To be done ->
Take the data below and repeat it exactly.

Raw records
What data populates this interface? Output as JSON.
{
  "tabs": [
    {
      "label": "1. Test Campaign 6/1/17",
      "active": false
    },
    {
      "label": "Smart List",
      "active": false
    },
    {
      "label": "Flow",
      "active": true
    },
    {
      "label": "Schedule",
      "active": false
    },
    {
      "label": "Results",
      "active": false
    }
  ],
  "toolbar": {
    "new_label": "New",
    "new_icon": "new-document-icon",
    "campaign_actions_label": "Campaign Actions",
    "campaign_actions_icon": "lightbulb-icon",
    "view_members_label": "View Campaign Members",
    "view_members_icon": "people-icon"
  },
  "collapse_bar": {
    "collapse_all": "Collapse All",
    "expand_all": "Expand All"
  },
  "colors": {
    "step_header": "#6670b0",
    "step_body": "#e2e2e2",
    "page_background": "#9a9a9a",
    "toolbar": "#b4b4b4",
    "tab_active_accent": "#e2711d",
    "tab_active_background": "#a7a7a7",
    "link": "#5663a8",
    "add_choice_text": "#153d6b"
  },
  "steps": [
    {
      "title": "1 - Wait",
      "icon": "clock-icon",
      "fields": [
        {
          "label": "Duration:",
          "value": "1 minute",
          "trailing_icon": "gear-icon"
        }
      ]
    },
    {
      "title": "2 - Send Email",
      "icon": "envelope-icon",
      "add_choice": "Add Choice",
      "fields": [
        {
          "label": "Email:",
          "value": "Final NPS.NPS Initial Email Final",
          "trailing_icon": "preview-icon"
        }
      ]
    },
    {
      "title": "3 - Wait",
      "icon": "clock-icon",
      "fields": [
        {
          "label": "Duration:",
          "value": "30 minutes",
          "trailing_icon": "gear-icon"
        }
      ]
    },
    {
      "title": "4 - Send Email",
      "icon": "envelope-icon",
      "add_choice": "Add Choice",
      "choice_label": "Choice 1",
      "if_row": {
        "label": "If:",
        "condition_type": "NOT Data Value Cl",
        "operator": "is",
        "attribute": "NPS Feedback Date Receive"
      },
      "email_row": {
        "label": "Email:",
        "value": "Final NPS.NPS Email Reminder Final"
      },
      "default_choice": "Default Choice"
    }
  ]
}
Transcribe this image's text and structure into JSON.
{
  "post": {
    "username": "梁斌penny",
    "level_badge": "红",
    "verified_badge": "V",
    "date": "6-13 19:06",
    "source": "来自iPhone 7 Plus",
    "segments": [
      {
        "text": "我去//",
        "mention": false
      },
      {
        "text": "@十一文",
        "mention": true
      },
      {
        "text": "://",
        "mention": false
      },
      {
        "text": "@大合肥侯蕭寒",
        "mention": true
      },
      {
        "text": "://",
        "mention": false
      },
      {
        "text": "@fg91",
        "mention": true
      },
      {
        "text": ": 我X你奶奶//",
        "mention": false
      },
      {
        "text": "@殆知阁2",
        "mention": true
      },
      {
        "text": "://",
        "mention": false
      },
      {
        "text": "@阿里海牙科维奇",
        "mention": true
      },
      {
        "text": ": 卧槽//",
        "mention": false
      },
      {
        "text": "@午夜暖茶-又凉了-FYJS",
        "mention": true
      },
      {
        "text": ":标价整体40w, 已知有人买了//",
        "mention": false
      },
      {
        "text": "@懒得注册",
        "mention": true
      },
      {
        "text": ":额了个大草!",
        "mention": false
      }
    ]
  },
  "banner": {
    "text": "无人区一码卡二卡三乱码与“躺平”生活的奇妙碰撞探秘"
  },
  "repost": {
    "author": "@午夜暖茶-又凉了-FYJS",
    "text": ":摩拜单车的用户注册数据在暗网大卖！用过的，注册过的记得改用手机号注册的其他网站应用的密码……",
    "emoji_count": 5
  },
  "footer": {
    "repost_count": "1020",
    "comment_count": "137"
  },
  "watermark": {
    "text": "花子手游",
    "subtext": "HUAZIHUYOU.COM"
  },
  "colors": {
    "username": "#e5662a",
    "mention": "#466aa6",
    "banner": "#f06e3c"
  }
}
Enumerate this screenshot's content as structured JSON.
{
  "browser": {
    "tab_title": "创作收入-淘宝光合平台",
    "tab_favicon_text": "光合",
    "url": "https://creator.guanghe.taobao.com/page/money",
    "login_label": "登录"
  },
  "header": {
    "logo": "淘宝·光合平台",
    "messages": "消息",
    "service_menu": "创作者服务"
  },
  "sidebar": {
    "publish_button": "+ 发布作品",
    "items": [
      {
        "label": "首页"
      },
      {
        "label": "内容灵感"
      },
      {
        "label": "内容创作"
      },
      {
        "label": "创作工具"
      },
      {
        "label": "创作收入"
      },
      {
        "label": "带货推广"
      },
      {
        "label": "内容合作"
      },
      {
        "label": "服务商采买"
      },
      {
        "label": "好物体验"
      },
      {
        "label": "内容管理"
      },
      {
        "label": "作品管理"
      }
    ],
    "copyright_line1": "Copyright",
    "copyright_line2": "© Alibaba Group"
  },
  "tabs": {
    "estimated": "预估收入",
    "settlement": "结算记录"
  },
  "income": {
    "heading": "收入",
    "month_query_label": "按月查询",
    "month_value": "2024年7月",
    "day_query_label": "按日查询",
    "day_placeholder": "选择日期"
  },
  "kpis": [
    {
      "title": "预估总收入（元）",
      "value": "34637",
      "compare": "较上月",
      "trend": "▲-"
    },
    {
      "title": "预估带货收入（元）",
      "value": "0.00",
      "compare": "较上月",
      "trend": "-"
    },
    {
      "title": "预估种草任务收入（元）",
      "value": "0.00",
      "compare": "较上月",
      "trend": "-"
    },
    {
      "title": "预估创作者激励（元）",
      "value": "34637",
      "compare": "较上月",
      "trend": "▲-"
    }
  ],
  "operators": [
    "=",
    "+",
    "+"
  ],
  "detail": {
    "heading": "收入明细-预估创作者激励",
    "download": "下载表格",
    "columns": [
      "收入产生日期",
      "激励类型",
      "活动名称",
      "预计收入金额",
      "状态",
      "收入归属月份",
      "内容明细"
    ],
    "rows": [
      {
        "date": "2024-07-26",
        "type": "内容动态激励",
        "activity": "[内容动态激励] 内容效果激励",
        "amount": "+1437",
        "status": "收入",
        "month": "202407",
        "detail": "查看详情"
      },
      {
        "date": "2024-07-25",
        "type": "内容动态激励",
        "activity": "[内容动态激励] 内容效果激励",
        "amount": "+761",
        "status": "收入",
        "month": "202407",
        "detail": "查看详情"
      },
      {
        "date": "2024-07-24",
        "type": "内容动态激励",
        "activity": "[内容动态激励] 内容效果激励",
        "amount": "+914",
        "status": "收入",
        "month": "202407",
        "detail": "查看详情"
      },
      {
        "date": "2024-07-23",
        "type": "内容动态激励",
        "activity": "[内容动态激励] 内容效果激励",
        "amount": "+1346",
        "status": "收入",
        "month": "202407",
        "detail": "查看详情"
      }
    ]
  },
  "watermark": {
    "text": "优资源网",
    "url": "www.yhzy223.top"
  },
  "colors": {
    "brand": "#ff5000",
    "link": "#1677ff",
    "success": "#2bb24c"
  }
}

The solution ->
What data populates this interface? Output as JSON.
{
  "tabs": [
    {
      "label": "1. Test Campaign 6/1/17",
      "active": false
    },
    {
      "label": "Smart List",
      "active": false
    },
    {
      "label": "Flow",
      "active": true
    },
    {
      "label": "Schedule",
      "active": false
    },
    {
      "label": "Results",
      "active": false
    }
  ],
  "toolbar": {
    "new_label": "New",
    "new_icon": "new-document-icon",
    "campaign_actions_label": "Campaign Actions",
    "campaign_actions_icon": "lightbulb-icon",
    "view_members_label": "View Campaign Members",
    "view_members_icon": "people-icon"
  },
  "collapse_bar": {
    "collapse_all": "Collapse All",
    "expand_all": "Expand All"
  },
  "colors": {
    "step_header": "#6670b0",
    "step_body": "#e2e2e2",
    "page_background": "#9a9a9a",
    "toolbar": "#b4b4b4",
    "tab_active_accent": "#e2711d",
    "tab_active_background": "#a7a7a7",
    "link": "#5663a8",
    "add_choice_text": "#153d6b"
  },
  "steps": [
    {
      "title": "1 - Wait",
      "icon": "clock-icon",
      "fields": [
        {
          "label": "Duration:",
          "value": "1 minute",
          "trailing_icon": "gear-icon"
        }
      ]
    },
    {
      "title": "2 - Send Email",
      "icon": "envelope-icon",
      "add_choice": "Add Choice",
      "fields": [
        {
          "label": "Email:",
          "value": "Final NPS.NPS Initial Email Final",
          "trailing_icon": "preview-icon"
        }
      ]
    },
    {
      "title": "3 - Wait",
      "icon": "clock-icon",
      "fields": [
        {
          "label": "Duration:",
          "value": "30 minutes",
          "trailing_icon": "gear-icon"
        }
      ]
    },
    {
      "title": "4 - Send Email",
      "icon": "envelope-icon",
      "add_choice": "Add Choice",
      "choice_label": "Choice 1",
      "if_row": {
        "label": "If:",
        "condition_type": "NOT Data Value Cl",
        "operator": "is",
        "attribute": "NPS Feedback Date Receive"
      },
      "email_row": {
        "label": "Email:",
        "value": "Final NPS.NPS Email Reminder Final"
      },
      "default_choice": "Default Choice"
    }
  ]
}
Transcribe this image's text and structure into JSON.
{
  "post": {
    "username": "梁斌penny",
    "level_badge": "红",
    "verified_badge": "V",
    "date": "6-13 19:06",
    "source": "来自iPhone 7 Plus",
    "segments": [
      {
        "text": "我去//",
        "mention": false
      },
      {
        "text": "@十一文",
        "mention": true
      },
      {
        "text": "://",
        "mention": false
      },
      {
        "text": "@大合肥侯蕭寒",
        "mention": true
      },
      {
        "text": "://",
        "mention": false
      },
      {
        "text": "@fg91",
        "mention": true
      },
      {
        "text": ": 我X你奶奶//",
        "mention": false
      },
      {
        "text": "@殆知阁2",
        "mention": true
      },
      {
        "text": "://",
        "mention": false
      },
      {
        "text": "@阿里海牙科维奇",
        "mention": true
      },
      {
        "text": ": 卧槽//",
        "mention": false
      },
      {
        "text": "@午夜暖茶-又凉了-FYJS",
        "mention": true
      },
      {
        "text": ":标价整体40w, 已知有人买了//",
        "mention": false
      },
      {
        "text": "@懒得注册",
        "mention": true
      },
      {
        "text": ":额了个大草!",
        "mention": false
      }
    ]
  },
  "banner": {
    "text": "无人区一码卡二卡三乱码与“躺平”生活的奇妙碰撞探秘"
  },
  "repost": {
    "author": "@午夜暖茶-又凉了-FYJS",
    "text": ":摩拜单车的用户注册数据在暗网大卖！用过的，注册过的记得改用手机号注册的其他网站应用的密码……",
    "emoji_count": 5
  },
  "footer": {
    "repost_count": "1020",
    "comment_count": "137"
  },
  "watermark": {
    "text": "花子手游",
    "subtext": "HUAZIHUYOU.COM"
  },
  "colors": {
    "username": "#e5662a",
    "mention": "#466aa6",
    "banner": "#f06e3c"
  }
}
Enumerate this screenshot's content as structured JSON.
{
  "browser": {
    "tab_title": "创作收入-淘宝光合平台",
    "tab_favicon_text": "光合",
    "url": "https://creator.guanghe.taobao.com/page/money",
    "login_label": "登录"
  },
  "header": {
    "logo": "淘宝·光合平台",
    "messages": "消息",
    "service_menu": "创作者服务"
  },
  "sidebar": {
    "publish_button": "+ 发布作品",
    "items": [
      {
        "label": "首页"
      },
      {
        "label": "内容灵感"
      },
      {
        "label": "内容创作"
      },
      {
        "label": "创作工具"
      },
      {
        "label": "创作收入"
      },
      {
        "label": "带货推广"
      },
      {
        "label": "内容合作"
      },
      {
        "label": "服务商采买"
      },
      {
        "label": "好物体验"
      },
      {
        "label": "内容管理"
      },
      {
        "label": "作品管理"
      }
    ],
    "copyright_line1": "Copyright",
    "copyright_line2": "© Alibaba Group"
  },
  "tabs": {
    "estimated": "预估收入",
    "settlement": "结算记录"
  },
  "income": {
    "heading": "收入",
    "month_query_label": "按月查询",
    "month_value": "2024年7月",
    "day_query_label": "按日查询",
    "day_placeholder": "选择日期"
  },
  "kpis": [
    {
      "title": "预估总收入（元）",
      "value": "34637",
      "compare": "较上月",
      "trend": "▲-"
    },
    {
      "title": "预估带货收入（元）",
      "value": "0.00",
      "compare": "较上月",
      "trend": "-"
    },
    {
      "title": "预估种草任务收入（元）",
      "value": "0.00",
      "compare": "较上月",
      "trend": "-"
    },
    {
      "title": "预估创作者激励（元）",
      "value": "34637",
      "compare": "较上月",
      "trend": "▲-"
    }
  ],
  "operators": [
    "=",
    "+",
    "+"
  ],
  "detail": {
    "heading": "收入明细-预估创作者激励",
    "download": "下载表格",
    "columns": [
      "收入产生日期",
      "激励类型",
      "活动名称",
      "预计收入金额",
      "状态",
      "收入归属月份",
      "内容明细"
    ],
    "rows": [
      {
        "date": "2024-07-26",
        "type": "内容动态激励",
        "activity": "[内容动态激励] 内容效果激励",
        "amount": "+1437",
        "status": "收入",
        "month": "202407",
        "detail": "查看详情"
      },
      {
        "date": "2024-07-25",
        "type": "内容动态激励",
        "activity": "[内容动态激励] 内容效果激励",
        "amount": "+761",
        "status": "收入",
        "month": "202407",
        "detail": "查看详情"
      },
      {
        "date": "2024-07-24",
        "type": "内容动态激励",
        "activity": "[内容动态激励] 内容效果激励",
        "amount": "+914",
        "status": "收入",
        "month": "202407",
        "detail": "查看详情"
      },
      {
        "date": "2024-07-23",
        "type": "内容动态激励",
        "activity": "[内容动态激励] 内容效果激励",
        "amount": "+1346",
        "status": "收入",
        "month": "202407",
        "detail": "查看详情"
      }
    ]
  },
  "watermark": {
    "text": "优资源网",
    "url": "www.yhzy223.top"
  },
  "colors": {
    "brand": "#ff5000",
    "link": "#1677ff",
    "success": "#2bb24c"
  }
}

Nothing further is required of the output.